Set exercise.
Copy out the entries below precisely; nothing is to be omitted.

──────── Information provided ────────

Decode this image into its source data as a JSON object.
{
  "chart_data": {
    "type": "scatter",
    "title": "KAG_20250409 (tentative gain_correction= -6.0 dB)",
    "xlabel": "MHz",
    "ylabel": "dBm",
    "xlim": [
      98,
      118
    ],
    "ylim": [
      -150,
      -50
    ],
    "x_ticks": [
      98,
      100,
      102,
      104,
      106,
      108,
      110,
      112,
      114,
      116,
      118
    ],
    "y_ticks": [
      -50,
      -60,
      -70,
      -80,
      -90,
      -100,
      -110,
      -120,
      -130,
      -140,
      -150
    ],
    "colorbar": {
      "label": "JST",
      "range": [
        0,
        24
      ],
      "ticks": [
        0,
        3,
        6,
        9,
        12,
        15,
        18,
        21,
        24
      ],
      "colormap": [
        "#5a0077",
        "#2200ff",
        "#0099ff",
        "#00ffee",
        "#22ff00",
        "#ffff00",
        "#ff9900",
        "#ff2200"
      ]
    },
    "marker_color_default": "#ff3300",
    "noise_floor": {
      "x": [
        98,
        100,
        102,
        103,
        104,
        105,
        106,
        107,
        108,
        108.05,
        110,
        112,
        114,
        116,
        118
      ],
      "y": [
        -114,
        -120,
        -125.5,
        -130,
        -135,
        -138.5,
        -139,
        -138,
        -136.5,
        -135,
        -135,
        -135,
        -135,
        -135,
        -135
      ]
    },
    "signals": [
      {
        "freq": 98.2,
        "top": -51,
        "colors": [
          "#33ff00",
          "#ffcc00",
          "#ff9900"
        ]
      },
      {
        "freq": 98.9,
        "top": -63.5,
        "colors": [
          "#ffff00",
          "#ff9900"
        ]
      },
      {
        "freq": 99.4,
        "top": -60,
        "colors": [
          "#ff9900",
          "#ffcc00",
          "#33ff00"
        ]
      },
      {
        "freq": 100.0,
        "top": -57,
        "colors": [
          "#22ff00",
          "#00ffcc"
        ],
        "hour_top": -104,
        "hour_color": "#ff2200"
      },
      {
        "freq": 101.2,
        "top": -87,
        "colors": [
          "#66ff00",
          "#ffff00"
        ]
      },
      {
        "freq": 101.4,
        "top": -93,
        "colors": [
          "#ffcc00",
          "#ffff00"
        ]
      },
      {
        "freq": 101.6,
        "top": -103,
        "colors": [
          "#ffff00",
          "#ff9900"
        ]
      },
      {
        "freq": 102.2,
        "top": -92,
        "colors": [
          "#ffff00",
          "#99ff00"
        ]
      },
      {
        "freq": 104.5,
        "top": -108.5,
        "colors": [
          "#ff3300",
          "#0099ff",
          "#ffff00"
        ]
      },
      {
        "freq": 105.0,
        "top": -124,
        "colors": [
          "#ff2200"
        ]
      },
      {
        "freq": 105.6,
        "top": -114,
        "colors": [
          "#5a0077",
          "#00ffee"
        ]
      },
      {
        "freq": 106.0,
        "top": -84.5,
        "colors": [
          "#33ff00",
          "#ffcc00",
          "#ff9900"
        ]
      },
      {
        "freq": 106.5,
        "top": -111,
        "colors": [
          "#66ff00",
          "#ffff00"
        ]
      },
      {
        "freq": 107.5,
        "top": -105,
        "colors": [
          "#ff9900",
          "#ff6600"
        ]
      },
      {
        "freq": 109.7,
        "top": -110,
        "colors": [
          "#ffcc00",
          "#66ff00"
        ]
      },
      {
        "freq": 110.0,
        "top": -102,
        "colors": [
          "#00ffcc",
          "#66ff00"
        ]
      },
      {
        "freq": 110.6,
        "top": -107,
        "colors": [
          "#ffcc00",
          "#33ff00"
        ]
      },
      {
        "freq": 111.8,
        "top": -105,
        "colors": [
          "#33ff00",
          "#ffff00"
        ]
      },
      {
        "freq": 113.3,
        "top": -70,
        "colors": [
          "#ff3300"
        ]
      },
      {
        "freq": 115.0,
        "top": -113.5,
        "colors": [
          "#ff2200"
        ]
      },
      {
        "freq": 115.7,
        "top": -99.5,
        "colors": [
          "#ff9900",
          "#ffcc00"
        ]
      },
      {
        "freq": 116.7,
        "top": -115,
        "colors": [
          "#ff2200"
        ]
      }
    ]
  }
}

────────

Exercise solution.
Decode this image into its source data as a JSON object.
{
  "chart_data": {
    "type": "scatter",
    "title": "KAG_20250409 (tentative gain_correction= -6.0 dB)",
    "xlabel": "MHz",
    "ylabel": "dBm",
    "xlim": [
      98,
      118
    ],
    "ylim": [
      -150,
      -50
    ],
    "x_ticks": [
      98,
      100,
      102,
      104,
      106,
      108,
      110,
      112,
      114,
      116,
      118
    ],
    "y_ticks": [
      -50,
      -60,
      -70,
      -80,
      -90,
      -100,
      -110,
      -120,
      -130,
      -140,
      -150
    ],
    "colorbar": {
      "label": "JST",
      "range": [
        0,
        24
      ],
      "ticks": [
        0,
        3,
        6,
        9,
        12,
        15,
        18,
        21,
        24
      ],
      "colormap": [
        "#5a0077",
        "#2200ff",
        "#0099ff",
        "#00ffee",
        "#22ff00",
        "#ffff00",
        "#ff9900",
        "#ff2200"
      ]
    },
    "marker_color_default": "#ff3300",
    "noise_floor": {
      "x": [
        98,
        100,
        102,
        103,
        104,
        105,
        106,
        107,
        108,
        108.05,
        110,
        112,
        114,
        116,
        118
      ],
      "y": [
        -114,
        -120,
        -125.5,
        -130,
        -135,
        -138.5,
        -139,
        -138,
        -136.5,
        -135,
        -135,
        -135,
        -135,
        -135,
        -135
      ]
    },
    "signals": [
      {
        "freq": 98.2,
        "top": -51,
        "colors": [
          "#33ff00",
          "#ffcc00",
          "#ff9900"
        ]
      },
      {
        "freq": 98.9,
        "top": -63.5,
        "colors": [
          "#ffff00",
          "#ff9900"
        ]
      },
      {
        "freq": 99.4,
        "top": -60,
        "colors": [
          "#ff9900",
          "#ffcc00",
          "#33ff00"
        ]
      },
      {
        "freq": 100.0,
        "top": -57,
        "colors": [
          "#22ff00",
          "#00ffcc"
        ],
        "hour_top": -104,
        "hour_color": "#ff2200"
      },
      {
        "freq": 101.2,
        "top": -87,
        "colors": [
          "#66ff00",
          "#ffff00"
        ]
      },
      {
        "freq": 101.4,
        "top": -93,
        "colors": [
          "#ffcc00",
          "#ffff00"
        ]
      },
      {
        "freq": 101.6,
        "top": -103,
        "colors": [
          "#ffff00",
          "#ff9900"
        ]
      },
      {
        "freq": 102.2,
        "top": -92,
        "colors": [
          "#ffff00",
          "#99ff00"
        ]
      },
      {
        "freq": 104.5,
        "top": -108.5,
        "colors": [
          "#ff3300",
          "#0099ff",
          "#ffff00"
        ]
      },
      {
        "freq": 105.0,
        "top": -124,
        "colors": [
          "#ff2200"
        ]
      },
      {
        "freq": 105.6,
        "top": -114,
        "colors": [
          "#5a0077",
          "#00ffee"
        ]
      },
      {
        "freq": 106.0,
        "top": -84.5,
        "colors": [
          "#33ff00",
          "#ffcc00",
          "#ff9900"
        ]
      },
      {
        "freq": 106.5,
        "top": -111,
        "colors": [
          "#66ff00",
          "#ffff00"
        ]
      },
      {
        "freq": 107.5,
        "top": -105,
        "colors": [
          "#ff9900",
          "#ff6600"
        ]
      },
      {
        "freq": 109.7,
        "top": -110,
        "colors": [
          "#ffcc00",
          "#66ff00"
        ]
      },
      {
        "freq": 110.0,
        "top": -102,
        "colors": [
          "#00ffcc",
          "#66ff00"
        ]
      },
      {
        "freq": 110.6,
        "top": -107,
        "colors": [
          "#ffcc00",
          "#33ff00"
        ]
      },
      {
        "freq": 111.8,
        "top": -105,
        "colors": [
          "#33ff00",
          "#ffff00"
        ]
      },
      {
        "freq": 113.3,
        "top": -70,
        "colors": [
          "#ff3300"
        ]
      },
      {
        "freq": 115.0,
        "top": -113.5,
        "colors": [
          "#ff2200"
        ]
      },
      {
        "freq": 115.7,
        "top": -99.5,
        "colors": [
          "#ff9900",
          "#ffcc00"
        ]
      },
      {
        "freq": 116.7,
        "top": -115,
        "colors": [
          "#ff2200"
        ]
      }
    ]
  }
}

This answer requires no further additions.